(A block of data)
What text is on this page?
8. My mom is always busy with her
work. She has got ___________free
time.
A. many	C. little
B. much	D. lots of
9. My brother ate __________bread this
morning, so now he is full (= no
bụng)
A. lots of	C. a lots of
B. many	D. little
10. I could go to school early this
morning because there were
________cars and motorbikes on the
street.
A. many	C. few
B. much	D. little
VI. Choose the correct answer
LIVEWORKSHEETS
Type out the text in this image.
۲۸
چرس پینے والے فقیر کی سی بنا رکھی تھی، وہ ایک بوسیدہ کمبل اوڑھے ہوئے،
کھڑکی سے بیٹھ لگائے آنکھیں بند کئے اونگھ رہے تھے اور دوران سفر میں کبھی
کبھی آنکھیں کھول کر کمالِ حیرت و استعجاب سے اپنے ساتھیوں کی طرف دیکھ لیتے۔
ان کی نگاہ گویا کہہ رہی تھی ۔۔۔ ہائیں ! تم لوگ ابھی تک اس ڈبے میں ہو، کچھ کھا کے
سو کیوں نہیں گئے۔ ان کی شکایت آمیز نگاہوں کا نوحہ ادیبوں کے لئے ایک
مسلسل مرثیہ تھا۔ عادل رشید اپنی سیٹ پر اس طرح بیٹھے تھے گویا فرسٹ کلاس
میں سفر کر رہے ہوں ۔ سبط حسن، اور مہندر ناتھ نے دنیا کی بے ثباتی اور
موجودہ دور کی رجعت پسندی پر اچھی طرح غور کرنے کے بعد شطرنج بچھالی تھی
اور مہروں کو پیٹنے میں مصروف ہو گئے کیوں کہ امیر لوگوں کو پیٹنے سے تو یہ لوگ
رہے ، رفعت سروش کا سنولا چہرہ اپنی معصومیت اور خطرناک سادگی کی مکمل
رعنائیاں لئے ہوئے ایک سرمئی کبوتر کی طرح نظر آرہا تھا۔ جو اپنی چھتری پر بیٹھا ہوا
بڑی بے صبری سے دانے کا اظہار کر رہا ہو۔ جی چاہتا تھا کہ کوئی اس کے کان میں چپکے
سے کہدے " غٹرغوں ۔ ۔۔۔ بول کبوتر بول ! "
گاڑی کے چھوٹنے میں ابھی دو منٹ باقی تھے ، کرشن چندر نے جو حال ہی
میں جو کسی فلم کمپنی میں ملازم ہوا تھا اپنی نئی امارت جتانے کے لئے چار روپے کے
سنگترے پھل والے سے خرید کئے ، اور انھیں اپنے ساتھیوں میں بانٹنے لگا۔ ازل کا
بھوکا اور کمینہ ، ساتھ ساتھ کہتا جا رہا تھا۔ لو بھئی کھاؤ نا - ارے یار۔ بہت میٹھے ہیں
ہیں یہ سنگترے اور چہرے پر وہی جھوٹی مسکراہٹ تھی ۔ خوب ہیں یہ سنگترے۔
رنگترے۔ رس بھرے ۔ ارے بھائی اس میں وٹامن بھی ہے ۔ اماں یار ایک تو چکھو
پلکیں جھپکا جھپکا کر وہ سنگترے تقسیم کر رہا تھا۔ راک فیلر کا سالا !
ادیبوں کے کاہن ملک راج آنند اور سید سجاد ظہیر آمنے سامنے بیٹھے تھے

Direction. Take the lines above from the one holding "Type out the text in this image." to the last and output them exactly.

Reply to the exercise.
Type out the text in this image.
۲۸
چرس پینے والے فقیر کی سی بنا رکھی تھی، وہ ایک بوسیدہ کمبل اوڑھے ہوئے،
کھڑکی سے بیٹھ لگائے آنکھیں بند کئے اونگھ رہے تھے اور دوران سفر میں کبھی
کبھی آنکھیں کھول کر کمالِ حیرت و استعجاب سے اپنے ساتھیوں کی طرف دیکھ لیتے۔
ان کی نگاہ گویا کہہ رہی تھی ۔۔۔ ہائیں ! تم لوگ ابھی تک اس ڈبے میں ہو، کچھ کھا کے
سو کیوں نہیں گئے۔ ان کی شکایت آمیز نگاہوں کا نوحہ ادیبوں کے لئے ایک
مسلسل مرثیہ تھا۔ عادل رشید اپنی سیٹ پر اس طرح بیٹھے تھے گویا فرسٹ کلاس
میں سفر کر رہے ہوں ۔ سبط حسن، اور مہندر ناتھ نے دنیا کی بے ثباتی اور
موجودہ دور کی رجعت پسندی پر اچھی طرح غور کرنے کے بعد شطرنج بچھالی تھی
اور مہروں کو پیٹنے میں مصروف ہو گئے کیوں کہ امیر لوگوں کو پیٹنے سے تو یہ لوگ
رہے ، رفعت سروش کا سنولا چہرہ اپنی معصومیت اور خطرناک سادگی کی مکمل
رعنائیاں لئے ہوئے ایک سرمئی کبوتر کی طرح نظر آرہا تھا۔ جو اپنی چھتری پر بیٹھا ہوا
بڑی بے صبری سے دانے کا اظہار کر رہا ہو۔ جی چاہتا تھا کہ کوئی اس کے کان میں چپکے
سے کہدے " غٹرغوں ۔ ۔۔۔ بول کبوتر بول ! "
گاڑی کے چھوٹنے میں ابھی دو منٹ باقی تھے ، کرشن چندر نے جو حال ہی
میں جو کسی فلم کمپنی میں ملازم ہوا تھا اپنی نئی امارت جتانے کے لئے چار روپے کے
سنگترے پھل والے سے خرید کئے ، اور انھیں اپنے ساتھیوں میں بانٹنے لگا۔ ازل کا
بھوکا اور کمینہ ، ساتھ ساتھ کہتا جا رہا تھا۔ لو بھئی کھاؤ نا - ارے یار۔ بہت میٹھے ہیں
ہیں یہ سنگترے اور چہرے پر وہی جھوٹی مسکراہٹ تھی ۔ خوب ہیں یہ سنگترے۔
رنگترے۔ رس بھرے ۔ ارے بھائی اس میں وٹامن بھی ہے ۔ اماں یار ایک تو چکھو
پلکیں جھپکا جھپکا کر وہ سنگترے تقسیم کر رہا تھا۔ راک فیلر کا سالا !
ادیبوں کے کاہن ملک راج آنند اور سید سجاد ظہیر آمنے سامنے بیٹھے تھے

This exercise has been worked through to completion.